**Problem details**
Identify the lines that contain the word "image" and copy each one.

Collected data entries
>> Begin

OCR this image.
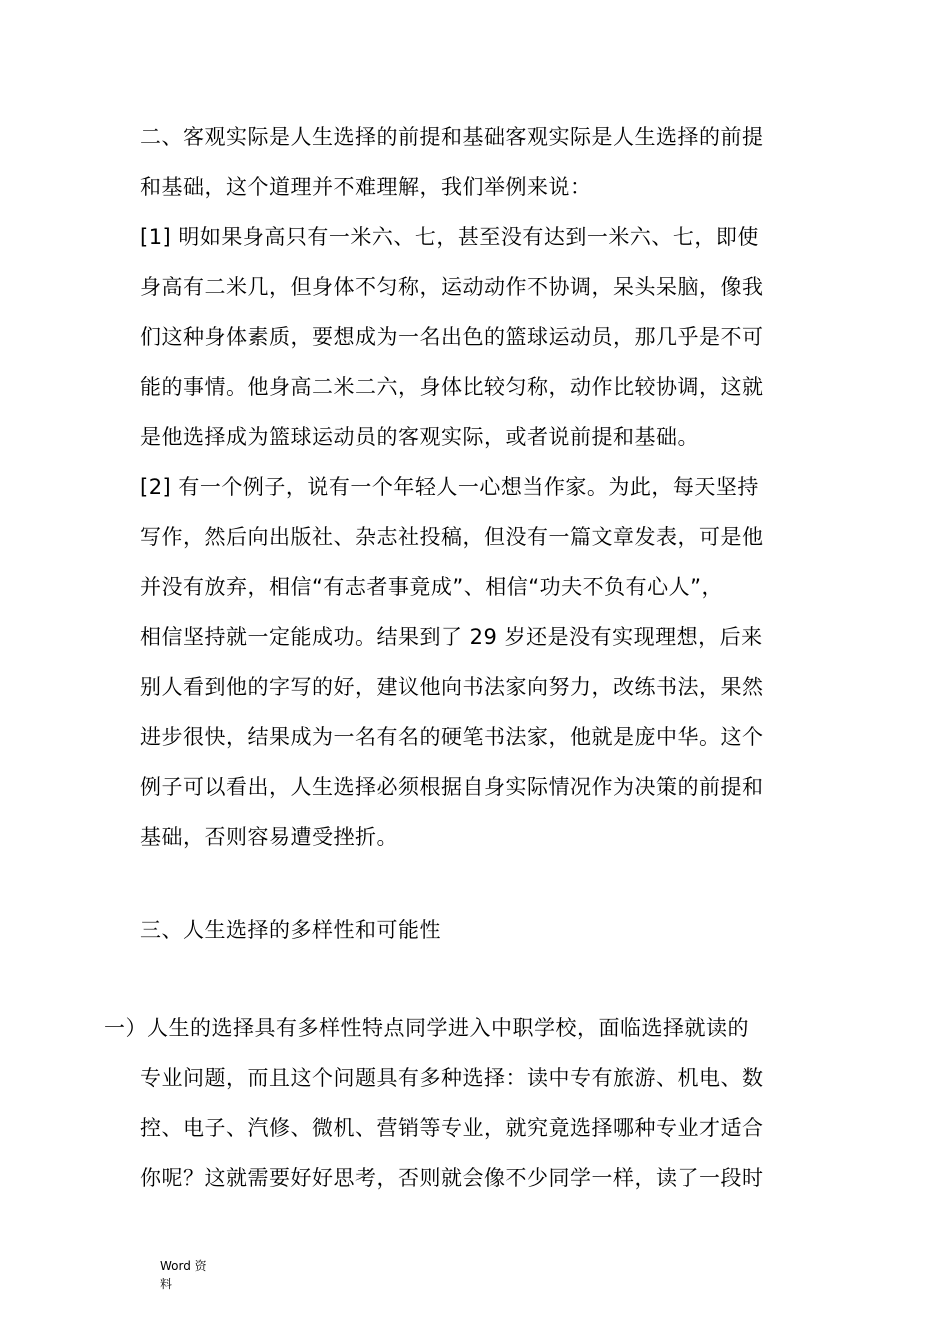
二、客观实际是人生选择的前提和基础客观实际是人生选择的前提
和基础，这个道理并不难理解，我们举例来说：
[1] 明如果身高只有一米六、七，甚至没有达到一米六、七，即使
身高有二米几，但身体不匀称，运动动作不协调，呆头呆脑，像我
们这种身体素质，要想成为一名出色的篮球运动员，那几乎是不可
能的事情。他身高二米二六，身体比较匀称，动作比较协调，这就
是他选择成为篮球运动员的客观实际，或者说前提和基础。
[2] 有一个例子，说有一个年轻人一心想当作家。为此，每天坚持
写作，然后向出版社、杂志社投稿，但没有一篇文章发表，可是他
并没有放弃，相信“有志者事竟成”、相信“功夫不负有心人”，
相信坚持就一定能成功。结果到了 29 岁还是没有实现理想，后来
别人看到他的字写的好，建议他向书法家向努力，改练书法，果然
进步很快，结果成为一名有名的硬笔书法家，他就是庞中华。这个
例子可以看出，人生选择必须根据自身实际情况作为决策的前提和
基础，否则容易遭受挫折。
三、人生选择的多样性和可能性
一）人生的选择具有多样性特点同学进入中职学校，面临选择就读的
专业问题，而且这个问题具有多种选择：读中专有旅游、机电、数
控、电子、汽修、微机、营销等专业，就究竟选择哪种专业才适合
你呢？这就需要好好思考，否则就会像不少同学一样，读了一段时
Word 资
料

>> End
>> Begin

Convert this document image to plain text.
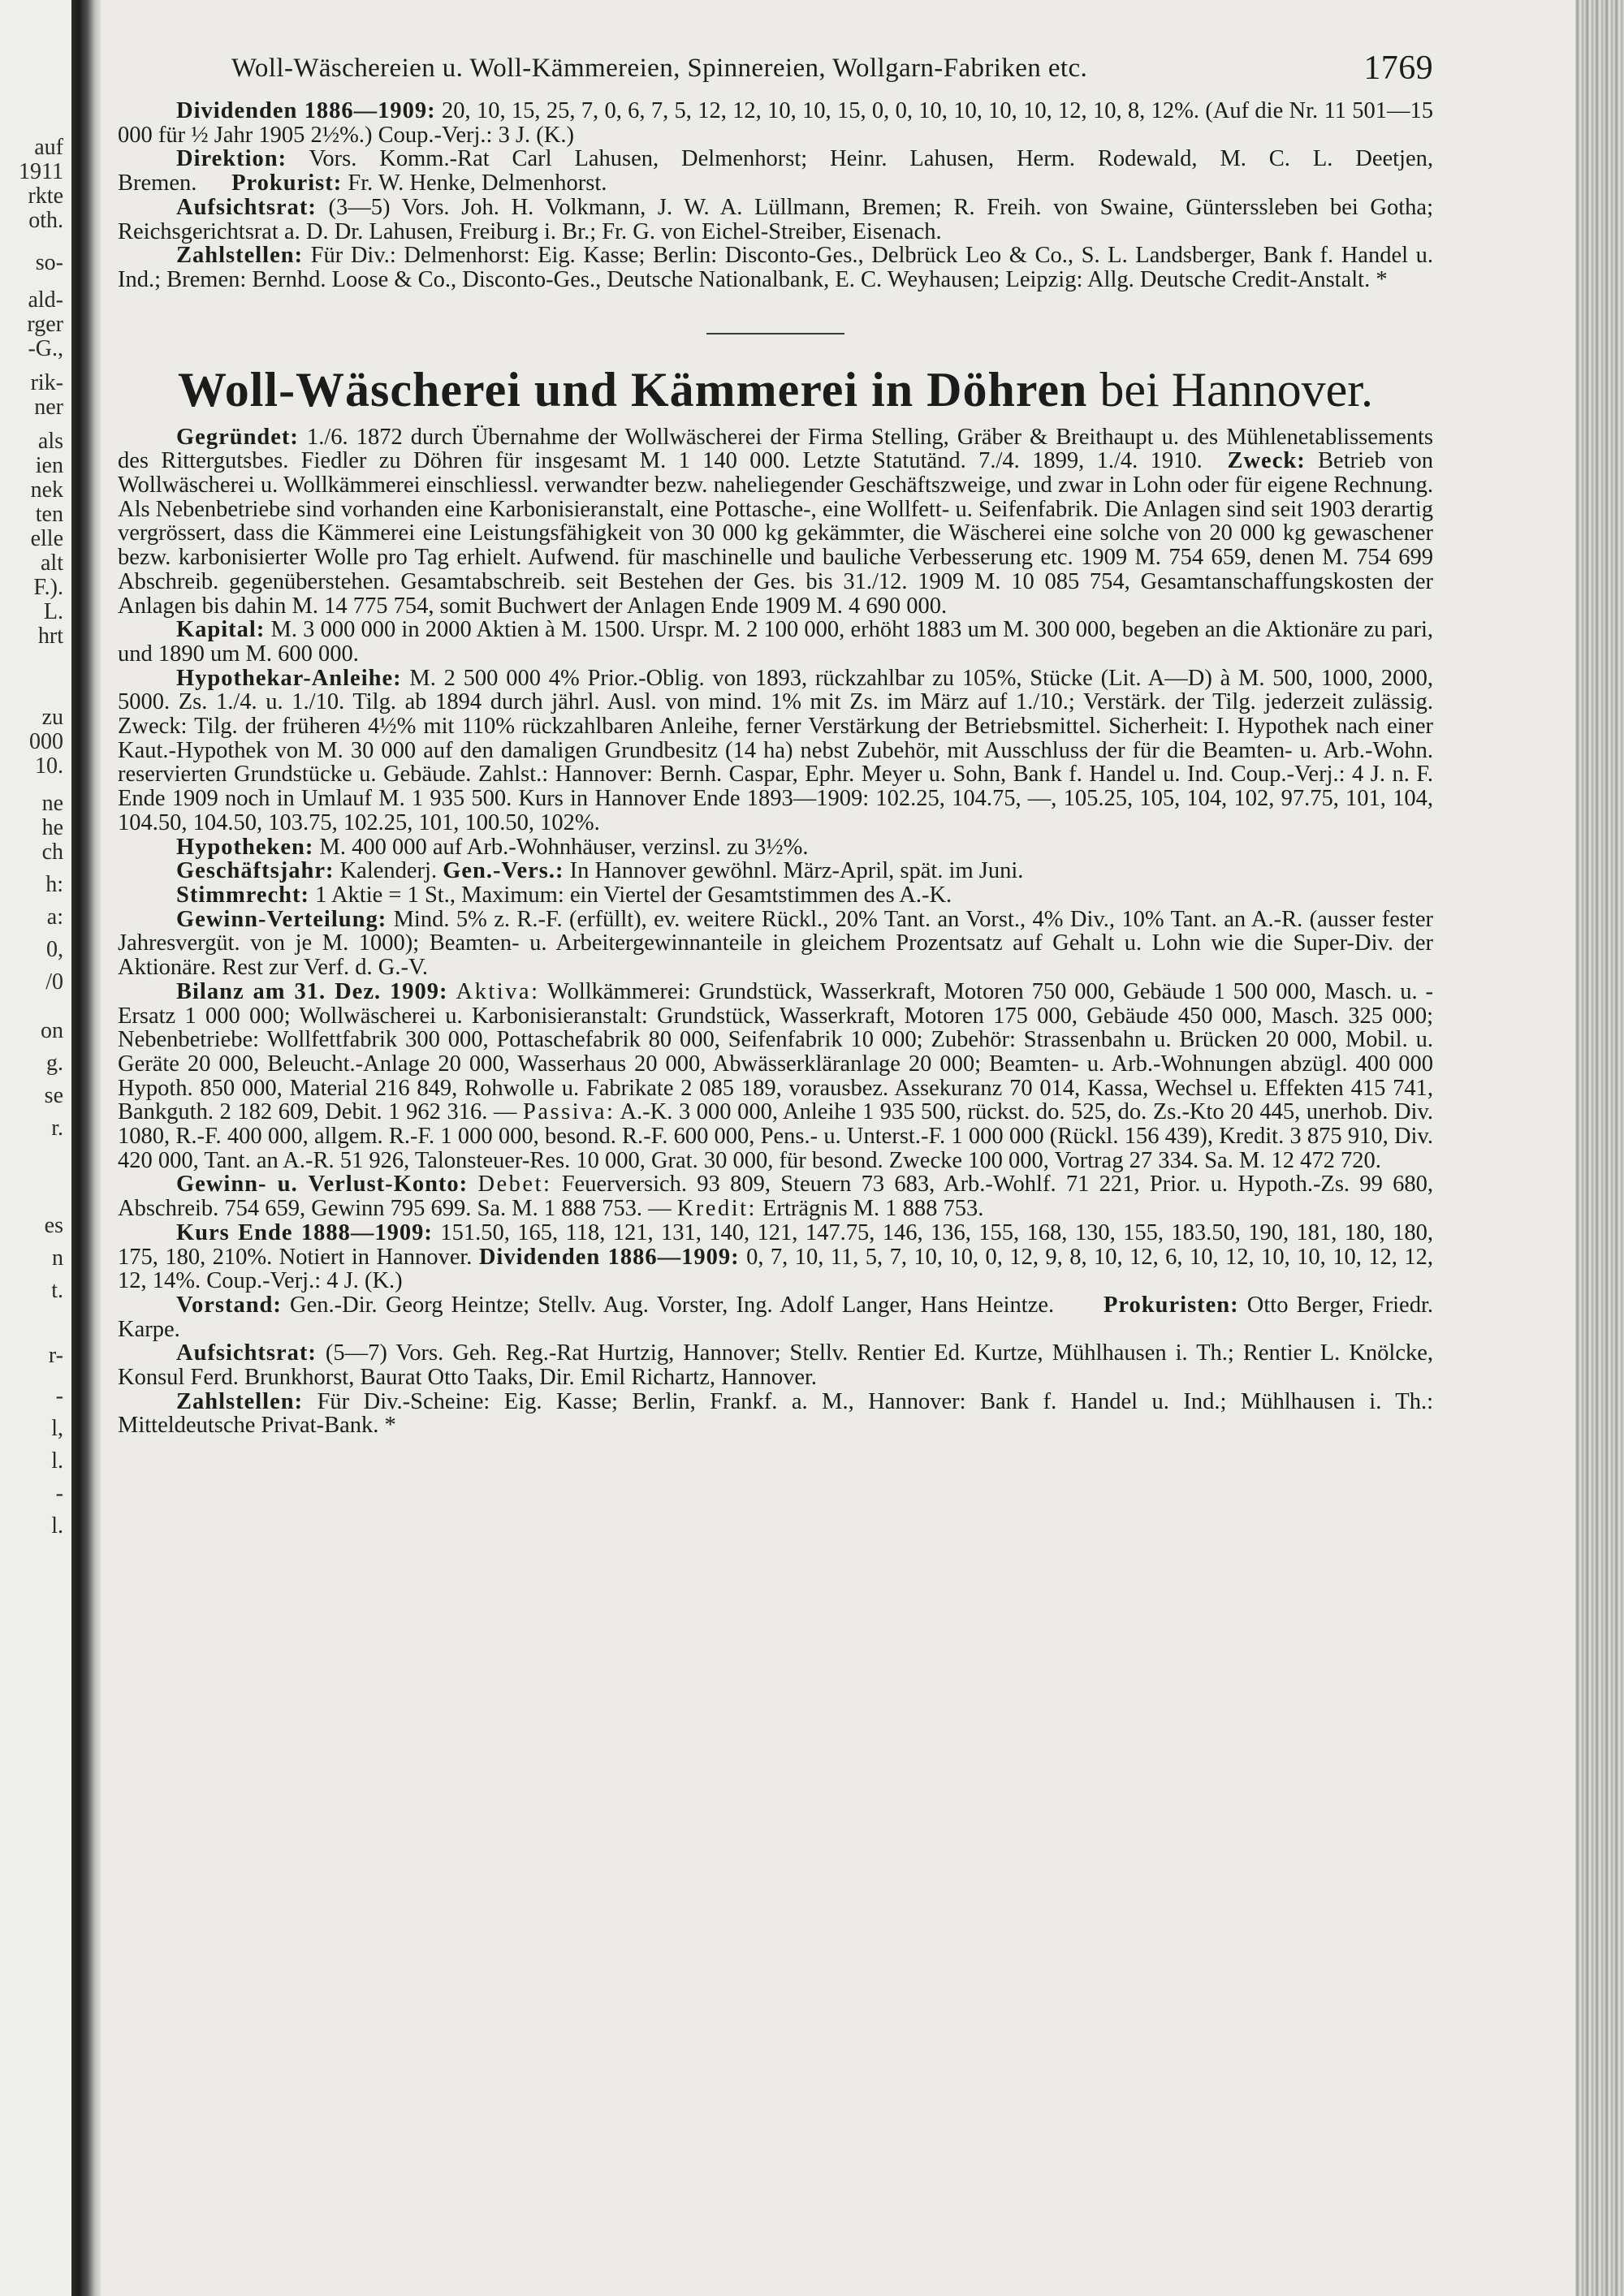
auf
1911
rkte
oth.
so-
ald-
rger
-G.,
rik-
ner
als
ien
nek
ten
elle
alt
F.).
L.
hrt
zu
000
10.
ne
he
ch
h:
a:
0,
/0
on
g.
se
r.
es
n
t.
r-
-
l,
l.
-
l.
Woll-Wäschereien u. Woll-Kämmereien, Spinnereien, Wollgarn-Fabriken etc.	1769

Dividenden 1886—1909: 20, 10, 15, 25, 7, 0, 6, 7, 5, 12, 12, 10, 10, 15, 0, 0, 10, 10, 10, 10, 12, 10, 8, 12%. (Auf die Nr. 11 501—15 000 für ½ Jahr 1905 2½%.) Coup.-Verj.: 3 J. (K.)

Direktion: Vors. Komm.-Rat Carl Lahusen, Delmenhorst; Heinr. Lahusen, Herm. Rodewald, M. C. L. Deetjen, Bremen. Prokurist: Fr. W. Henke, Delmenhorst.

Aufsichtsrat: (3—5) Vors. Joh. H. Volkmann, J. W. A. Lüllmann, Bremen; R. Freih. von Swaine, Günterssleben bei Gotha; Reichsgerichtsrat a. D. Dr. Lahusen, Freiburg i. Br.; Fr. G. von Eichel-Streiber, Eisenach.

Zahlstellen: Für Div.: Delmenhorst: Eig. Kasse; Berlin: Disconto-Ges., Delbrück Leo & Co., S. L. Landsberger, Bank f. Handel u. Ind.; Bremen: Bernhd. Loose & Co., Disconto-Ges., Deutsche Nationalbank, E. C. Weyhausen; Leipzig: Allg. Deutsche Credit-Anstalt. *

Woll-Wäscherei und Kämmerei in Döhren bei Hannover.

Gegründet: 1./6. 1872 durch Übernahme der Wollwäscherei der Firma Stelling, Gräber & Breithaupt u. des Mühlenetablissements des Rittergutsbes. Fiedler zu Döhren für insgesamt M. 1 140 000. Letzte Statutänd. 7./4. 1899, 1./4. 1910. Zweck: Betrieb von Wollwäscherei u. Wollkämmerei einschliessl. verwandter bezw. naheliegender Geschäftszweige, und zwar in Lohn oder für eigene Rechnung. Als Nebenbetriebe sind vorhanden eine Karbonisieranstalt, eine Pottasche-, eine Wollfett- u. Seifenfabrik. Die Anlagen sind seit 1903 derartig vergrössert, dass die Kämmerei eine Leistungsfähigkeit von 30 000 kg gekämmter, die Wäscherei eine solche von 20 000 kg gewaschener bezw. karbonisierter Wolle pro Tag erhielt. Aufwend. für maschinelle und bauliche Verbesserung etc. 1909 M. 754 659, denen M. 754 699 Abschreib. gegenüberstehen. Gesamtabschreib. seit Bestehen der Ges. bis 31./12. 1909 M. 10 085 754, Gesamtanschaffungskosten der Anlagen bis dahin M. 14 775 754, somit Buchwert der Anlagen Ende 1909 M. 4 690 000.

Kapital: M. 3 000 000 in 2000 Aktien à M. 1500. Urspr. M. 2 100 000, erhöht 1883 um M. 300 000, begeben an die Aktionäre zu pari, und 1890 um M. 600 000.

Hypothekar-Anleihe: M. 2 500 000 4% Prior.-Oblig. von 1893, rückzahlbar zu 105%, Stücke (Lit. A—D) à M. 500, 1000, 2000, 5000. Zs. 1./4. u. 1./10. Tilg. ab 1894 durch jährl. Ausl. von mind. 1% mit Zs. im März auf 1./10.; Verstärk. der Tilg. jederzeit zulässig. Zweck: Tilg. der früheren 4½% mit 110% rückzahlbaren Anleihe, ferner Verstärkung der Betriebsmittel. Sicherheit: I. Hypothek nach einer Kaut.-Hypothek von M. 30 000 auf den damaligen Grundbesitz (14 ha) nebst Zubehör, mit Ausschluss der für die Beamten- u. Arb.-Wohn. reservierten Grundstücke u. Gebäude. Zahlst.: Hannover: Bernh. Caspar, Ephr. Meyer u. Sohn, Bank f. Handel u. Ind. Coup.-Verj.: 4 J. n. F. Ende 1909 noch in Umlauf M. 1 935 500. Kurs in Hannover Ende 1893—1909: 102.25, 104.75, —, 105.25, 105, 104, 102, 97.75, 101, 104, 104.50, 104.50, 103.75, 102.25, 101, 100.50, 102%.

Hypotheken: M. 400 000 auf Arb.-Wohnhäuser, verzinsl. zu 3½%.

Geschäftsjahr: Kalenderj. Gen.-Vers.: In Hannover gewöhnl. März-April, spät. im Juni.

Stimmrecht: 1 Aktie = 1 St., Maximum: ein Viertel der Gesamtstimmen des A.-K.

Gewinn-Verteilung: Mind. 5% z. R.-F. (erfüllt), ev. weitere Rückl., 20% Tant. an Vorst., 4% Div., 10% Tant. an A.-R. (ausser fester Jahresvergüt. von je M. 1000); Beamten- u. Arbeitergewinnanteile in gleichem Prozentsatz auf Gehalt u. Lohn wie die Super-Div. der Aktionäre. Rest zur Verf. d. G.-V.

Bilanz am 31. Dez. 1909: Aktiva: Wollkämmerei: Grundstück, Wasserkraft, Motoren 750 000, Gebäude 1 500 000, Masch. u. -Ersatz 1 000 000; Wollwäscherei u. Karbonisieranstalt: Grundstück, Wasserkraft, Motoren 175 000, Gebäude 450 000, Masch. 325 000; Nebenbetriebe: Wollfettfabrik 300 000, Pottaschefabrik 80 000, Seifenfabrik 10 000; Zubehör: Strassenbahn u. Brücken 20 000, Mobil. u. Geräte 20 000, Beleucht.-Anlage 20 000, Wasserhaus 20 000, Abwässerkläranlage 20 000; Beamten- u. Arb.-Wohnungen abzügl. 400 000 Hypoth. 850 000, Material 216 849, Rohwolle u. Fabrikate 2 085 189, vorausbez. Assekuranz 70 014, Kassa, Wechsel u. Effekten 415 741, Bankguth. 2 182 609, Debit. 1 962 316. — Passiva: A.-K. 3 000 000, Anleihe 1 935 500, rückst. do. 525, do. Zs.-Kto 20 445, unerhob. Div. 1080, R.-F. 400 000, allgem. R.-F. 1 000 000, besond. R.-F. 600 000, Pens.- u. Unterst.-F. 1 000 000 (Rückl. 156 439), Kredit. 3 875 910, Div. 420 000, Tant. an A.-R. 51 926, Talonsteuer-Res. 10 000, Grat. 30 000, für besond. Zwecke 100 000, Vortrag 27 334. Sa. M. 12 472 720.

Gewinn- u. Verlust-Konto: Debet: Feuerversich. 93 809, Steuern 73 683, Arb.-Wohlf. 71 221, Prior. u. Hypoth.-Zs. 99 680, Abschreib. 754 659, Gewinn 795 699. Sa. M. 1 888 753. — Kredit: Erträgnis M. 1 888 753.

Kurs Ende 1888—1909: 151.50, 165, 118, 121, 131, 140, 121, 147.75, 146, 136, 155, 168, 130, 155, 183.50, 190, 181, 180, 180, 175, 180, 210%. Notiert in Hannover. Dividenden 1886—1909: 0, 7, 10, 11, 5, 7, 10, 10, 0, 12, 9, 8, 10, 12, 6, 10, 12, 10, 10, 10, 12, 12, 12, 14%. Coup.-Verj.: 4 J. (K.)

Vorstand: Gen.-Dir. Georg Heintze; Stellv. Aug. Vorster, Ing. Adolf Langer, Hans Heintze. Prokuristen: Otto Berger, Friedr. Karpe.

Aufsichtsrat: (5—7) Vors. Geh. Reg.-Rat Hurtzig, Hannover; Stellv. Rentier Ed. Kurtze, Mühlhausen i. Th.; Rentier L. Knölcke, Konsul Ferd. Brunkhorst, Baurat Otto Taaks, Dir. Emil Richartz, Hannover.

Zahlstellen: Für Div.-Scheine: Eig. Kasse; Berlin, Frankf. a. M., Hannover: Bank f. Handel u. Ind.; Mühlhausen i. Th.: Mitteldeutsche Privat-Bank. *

>> End

**Output below**
OCR this image.
Convert this document image to plain text.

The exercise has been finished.